GIVEN EXERCISE ▸
Count the lines in the rows below that contain the string "figure", with case counting, and reply with only that number.

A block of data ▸
★ ★ ★ ★

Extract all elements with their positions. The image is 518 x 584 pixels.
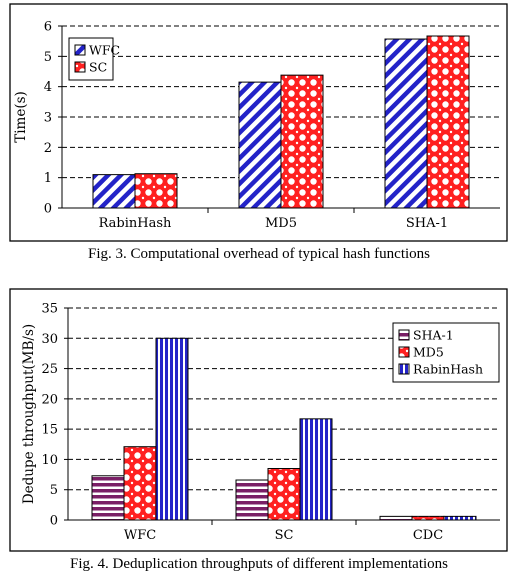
y-tick-label: 6 [44, 20, 52, 35]
x-tick-label: WFC [124, 528, 156, 543]
figure-4-caption: Fig. 4. Deduplication throughputs of dif… [70, 556, 448, 572]
chart-computational-overhead: 0 1 2 3 4 5 6 Time(s) RabinHash MD5 SHA-1 WFC SC [9, 3, 508, 242]
y-tick-label: 30 [41, 332, 58, 347]
x-tick-label: SC [275, 528, 294, 543]
legend-swatch-sc [74, 61, 86, 73]
legend-swatch-wfc [74, 44, 86, 56]
y-tick-label: 2 [44, 141, 52, 156]
figure-3-panel: 0 1 2 3 4 5 6 Time(s) RabinHash MD5 SHA-1 WFC SC Fig… [0, 0, 518, 272]
figure-3-caption: Fig. 3. Computational overhead of typica… [87, 246, 431, 262]
y-tick-label: 4 [44, 80, 52, 95]
bar-sha-1-wfc [91, 475, 125, 521]
y-tick-label: 15 [41, 423, 58, 438]
bar-wfc-md5 [238, 81, 282, 209]
bar-wfc-sha-1 [384, 38, 428, 209]
y-tick-label: 25 [41, 362, 58, 377]
legend-swatch-rabinhash [398, 363, 410, 375]
x-tick-label: MD5 [265, 216, 297, 231]
y-tick-label: 0 [50, 514, 58, 529]
bar-sha-1-cdc [379, 515, 413, 521]
y-tick-label: 0 [44, 202, 52, 217]
y-tick-label: 5 [50, 483, 58, 498]
bar-sc-rabinhash [134, 173, 178, 209]
bar-sc-sha-1 [426, 35, 470, 209]
y-tick-label: 1 [44, 171, 52, 186]
chart-frame [9, 288, 508, 552]
bar-rabinhash-wfc [155, 337, 189, 521]
bar-md5-wfc [123, 446, 157, 521]
bar-md5-cdc [411, 515, 445, 521]
legend-swatch-md5 [398, 346, 410, 358]
bar-sha-1-sc [235, 479, 269, 521]
x-tick-label: SHA-1 [406, 216, 448, 231]
bar-rabinhash-cdc [443, 515, 477, 521]
legend-label-wfc: WFC [89, 43, 120, 58]
legend-label-rabinhash: RabinHash [413, 362, 483, 377]
legend [392, 322, 500, 383]
legend-label-md5: MD5 [413, 345, 444, 360]
chart-frame [9, 3, 508, 242]
y-axis-label: Dedupe throughput(MB/s) [21, 324, 37, 504]
y-axis-label: Time(s) [13, 91, 29, 143]
legend-swatch-sha-1 [398, 329, 410, 341]
chart-dedup-throughput: 0 5 10 15 20 25 30 35 Dedupe throughput(MB/s) WFC… [9, 288, 508, 552]
legend-label-sha-1: SHA-1 [413, 328, 454, 343]
bar-md5-sc [267, 468, 301, 521]
y-tick-label: 5 [44, 50, 52, 65]
legend-label-sc: SC [89, 60, 107, 75]
x-tick-label: RabinHash [99, 216, 172, 231]
y-tick-label: 10 [41, 453, 58, 468]
figure-4-panel: 0 5 10 15 20 25 30 35 Dedupe throughput(MB/s) WFC… [0, 285, 518, 584]
y-tick-label: 20 [41, 392, 58, 407]
bar-rabinhash-sc [299, 418, 333, 521]
y-tick-label: 3 [44, 111, 52, 126]
bar-sc-md5 [280, 74, 324, 209]
bar-wfc-rabinhash [92, 174, 136, 209]
y-tick-label: 35 [41, 302, 58, 317]
x-tick-label: CDC [413, 528, 443, 543]
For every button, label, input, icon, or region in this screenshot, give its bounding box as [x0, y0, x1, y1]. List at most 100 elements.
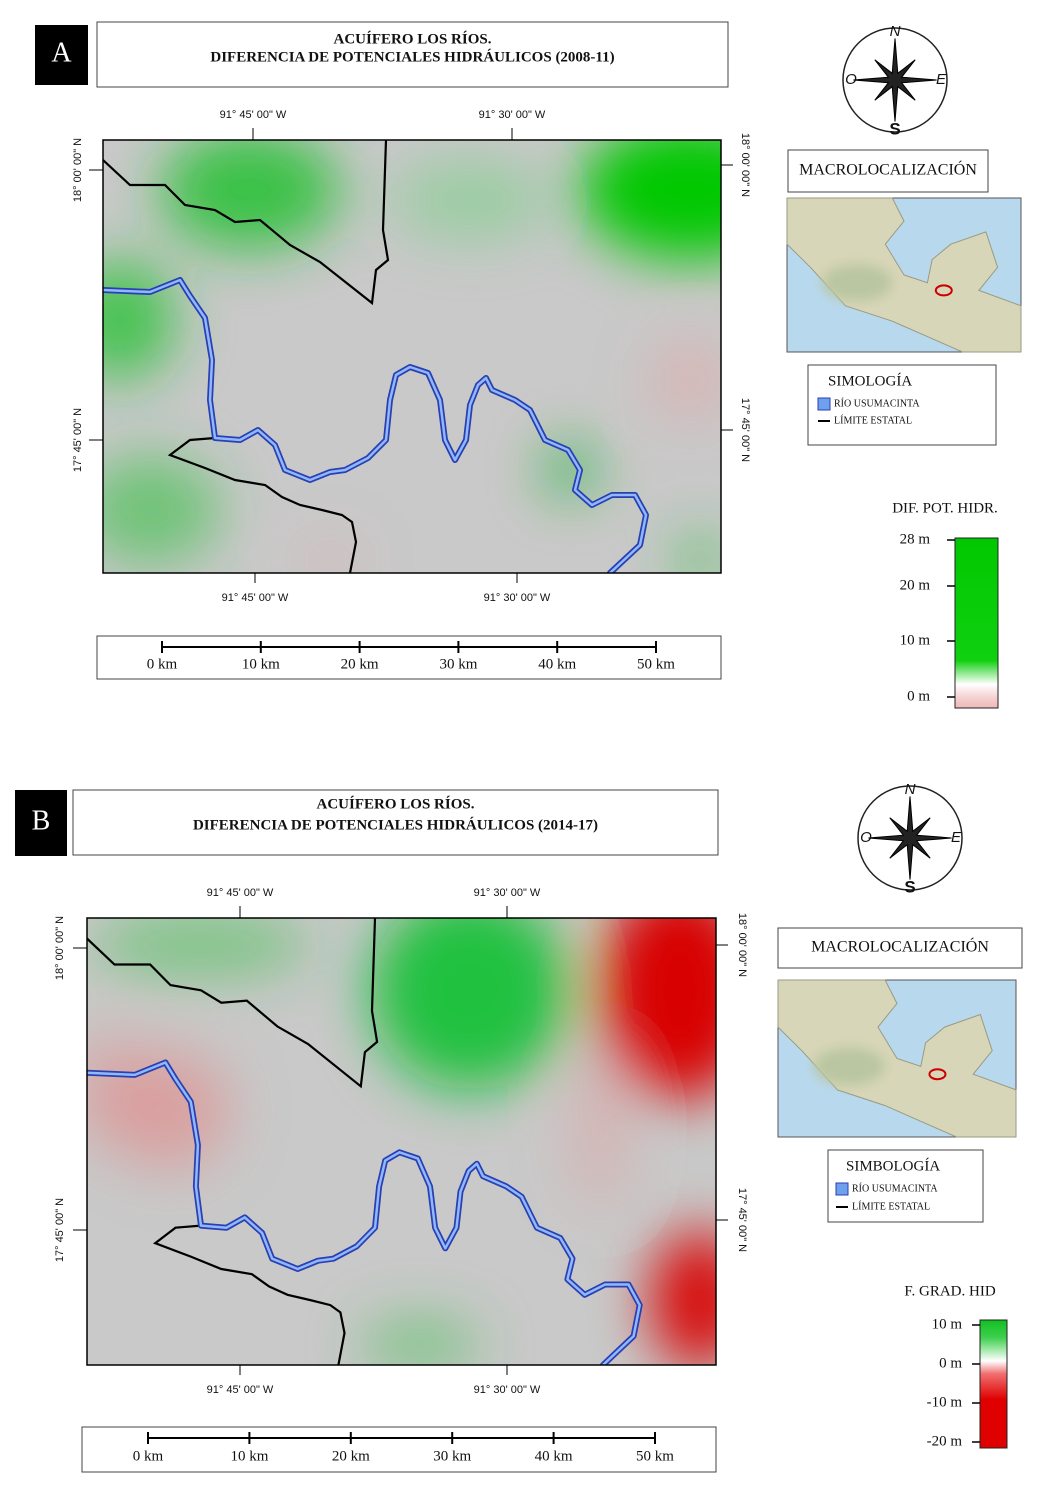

★ ★ ★ ★

FINISHED TASK ▸
4